Saved entries

⟨

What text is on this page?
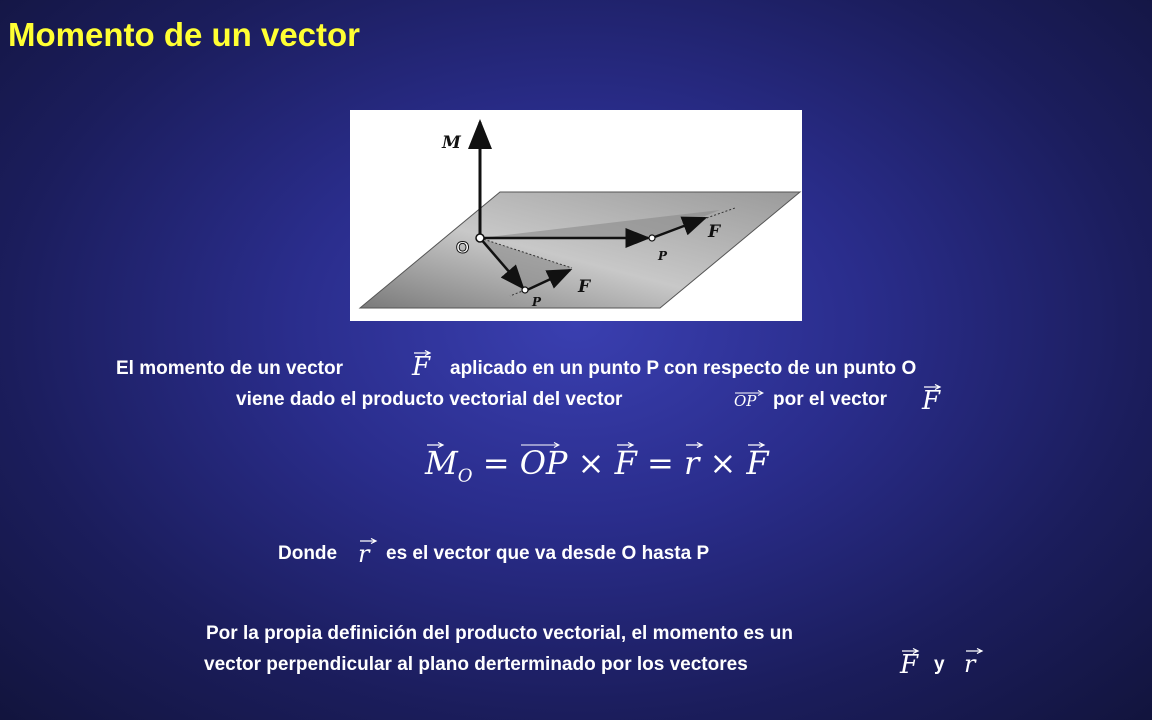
Momento de un vector
M
O
F
P
F
P
El momento de un vector	F aplicado en un punto P con respecto de un punto O
viene dado el producto vectorial del vector	OP por el vector F
$M_O$ = OP × F = r × F
Donde r es el vector que va desde O hasta P
Por la propia definición del producto vectorial, el momento es un
vector perpendicular al plano derterminado por los vectores	F y r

⟩

_Stated exercise_
Without including any pictures, output all the entries above exactly.

_Result_
What text is on this page?
Momento de un vector
M
O
F
P
F
P
El momento de un vector	F aplicado en un punto P con respecto de un punto O
viene dado el producto vectorial del vector	OP por el vector F
$M_O$ = OP × F = r × F
Donde r es el vector que va desde O hasta P
Por la propia definición del producto vectorial, el momento es un
vector perpendicular al plano derterminado por los vectores	F y r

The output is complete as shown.